◆ What to work on ◆
Work out how many lines hold "riposa". Give the number and nothing else.
:: Material for this exercise ::
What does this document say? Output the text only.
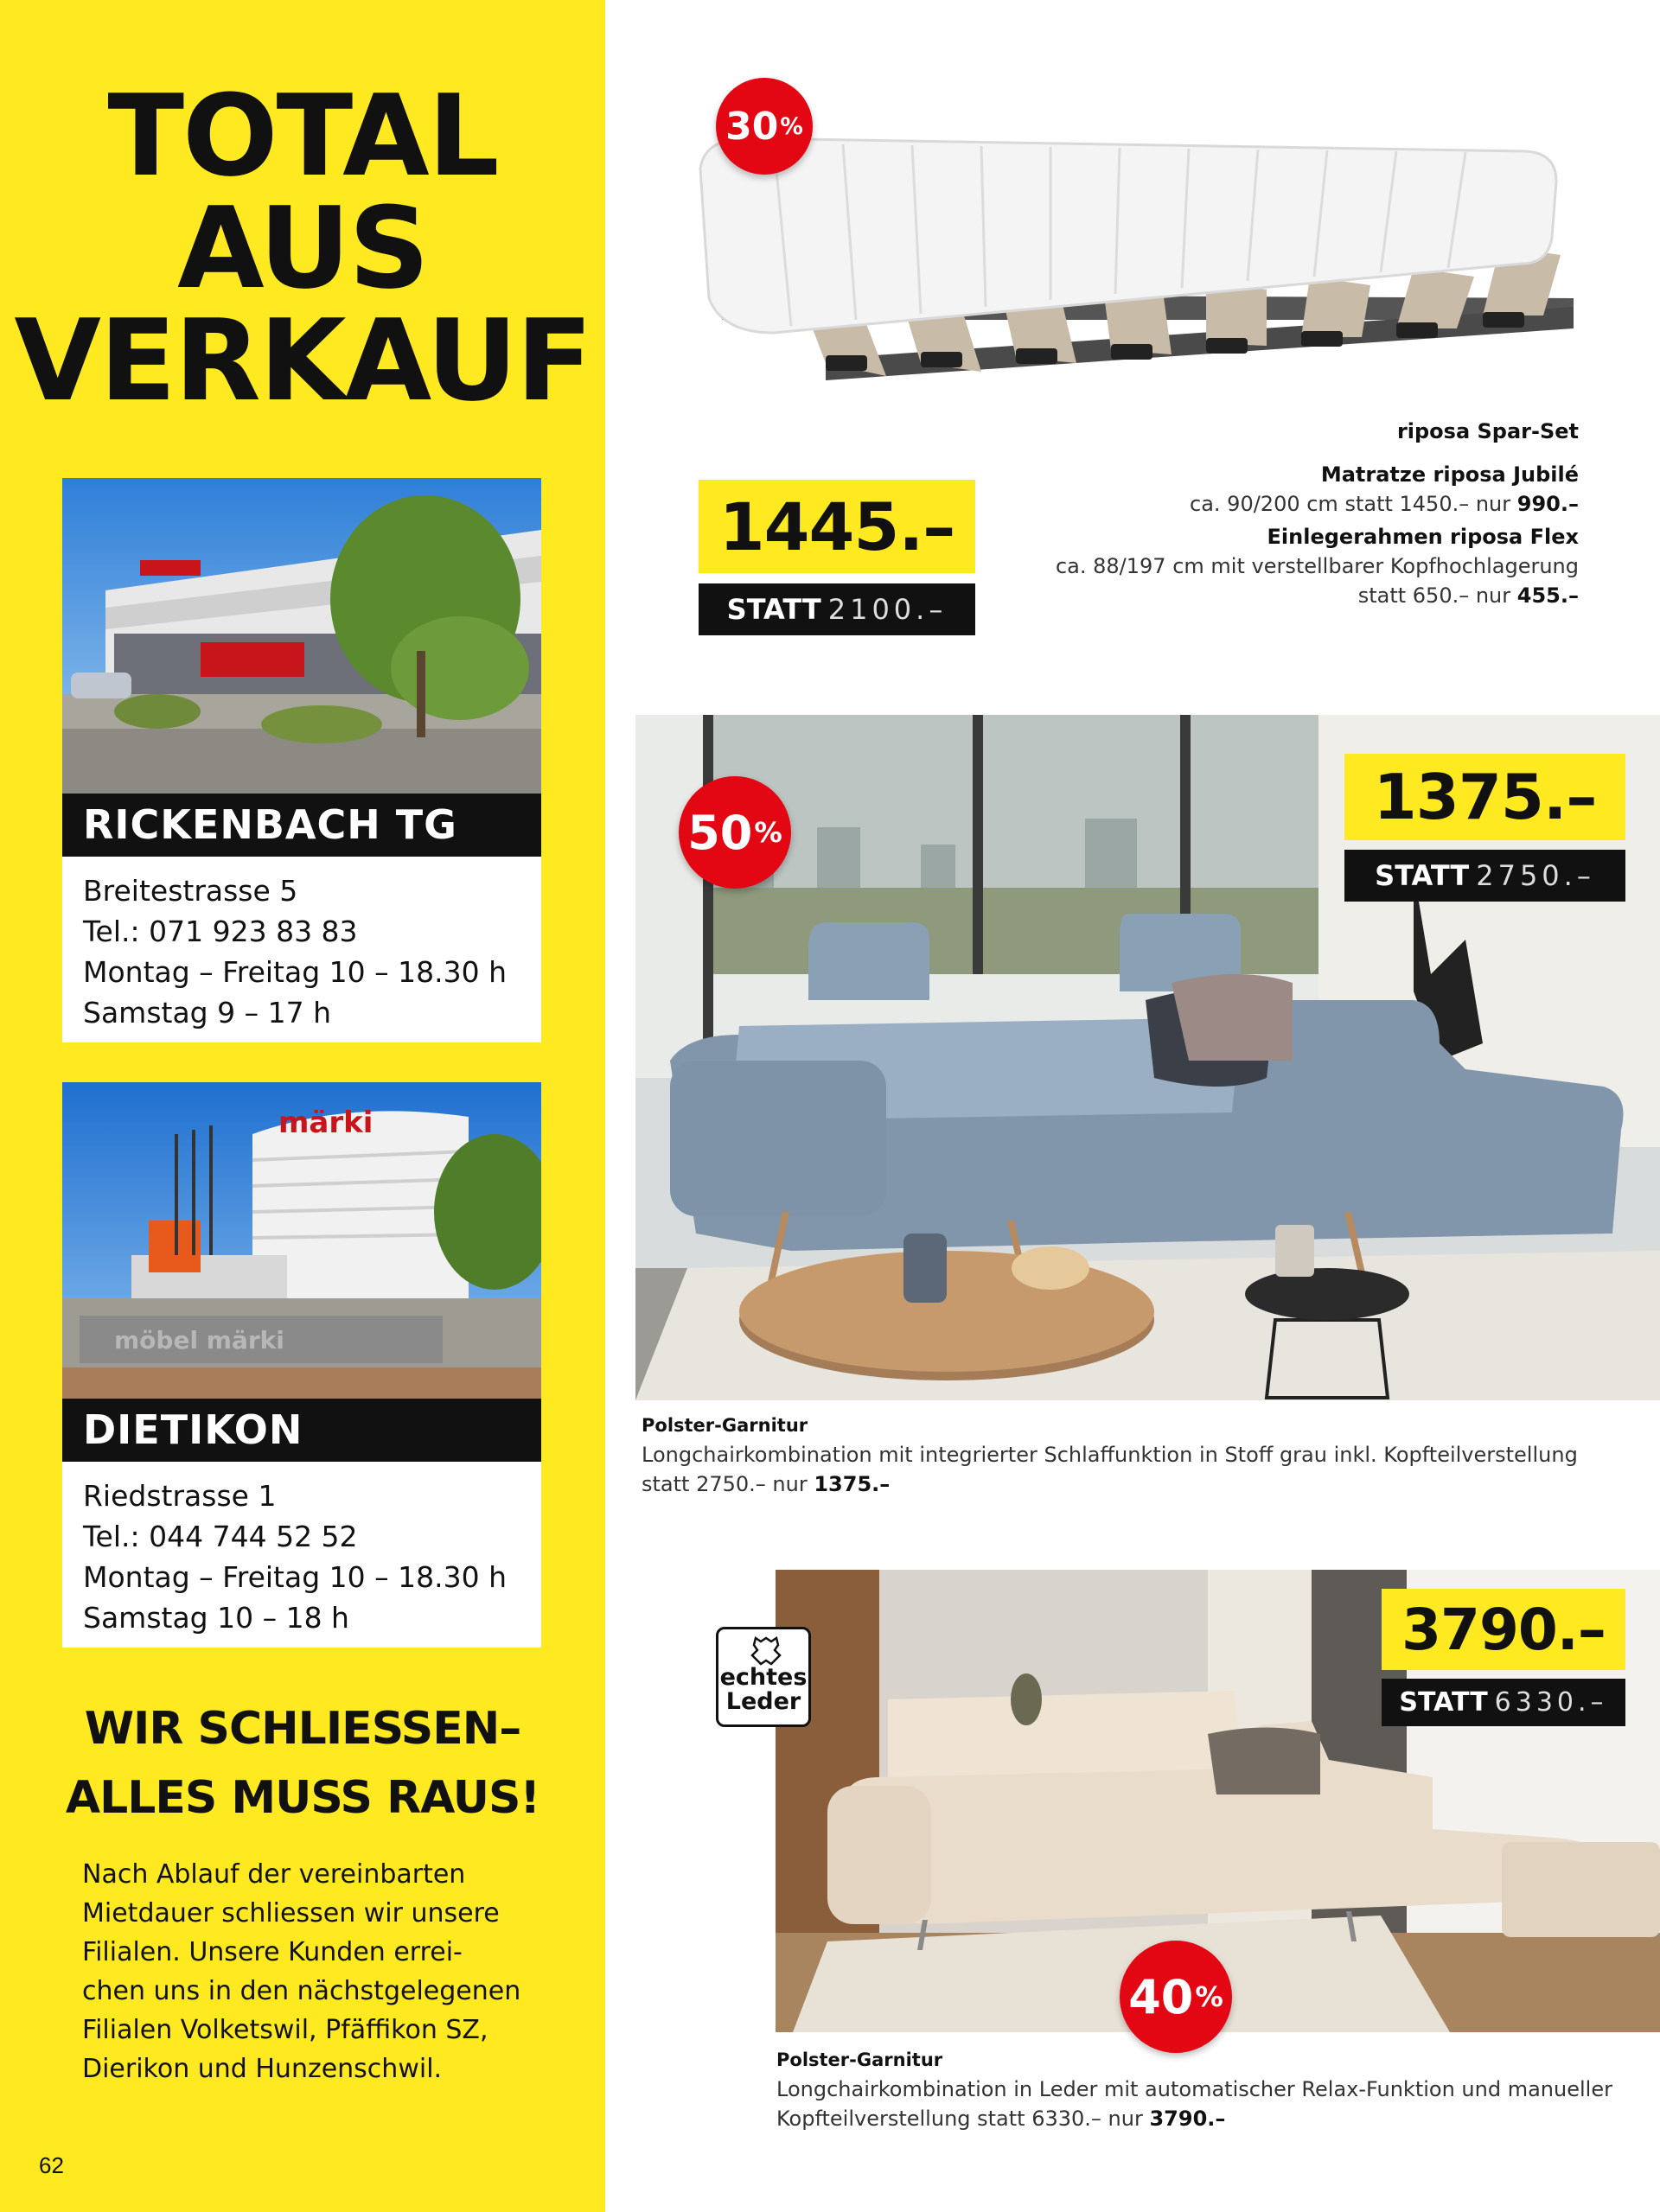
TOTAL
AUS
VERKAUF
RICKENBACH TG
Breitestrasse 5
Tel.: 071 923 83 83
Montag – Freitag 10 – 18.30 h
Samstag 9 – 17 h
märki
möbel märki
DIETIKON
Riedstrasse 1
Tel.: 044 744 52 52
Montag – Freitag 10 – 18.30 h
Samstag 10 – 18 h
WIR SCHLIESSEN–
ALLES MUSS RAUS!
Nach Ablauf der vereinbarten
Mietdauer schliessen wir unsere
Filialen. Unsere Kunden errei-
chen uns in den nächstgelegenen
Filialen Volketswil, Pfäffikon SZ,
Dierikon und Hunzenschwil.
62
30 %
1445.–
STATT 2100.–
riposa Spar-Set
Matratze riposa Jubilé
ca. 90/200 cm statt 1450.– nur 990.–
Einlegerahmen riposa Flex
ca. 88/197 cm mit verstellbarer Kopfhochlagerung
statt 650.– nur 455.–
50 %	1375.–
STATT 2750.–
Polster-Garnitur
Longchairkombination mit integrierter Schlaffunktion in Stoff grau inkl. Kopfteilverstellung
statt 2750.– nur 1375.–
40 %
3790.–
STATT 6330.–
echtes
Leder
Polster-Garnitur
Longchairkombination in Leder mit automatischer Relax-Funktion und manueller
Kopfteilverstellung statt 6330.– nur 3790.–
:::
◆ Exercise response ◆
3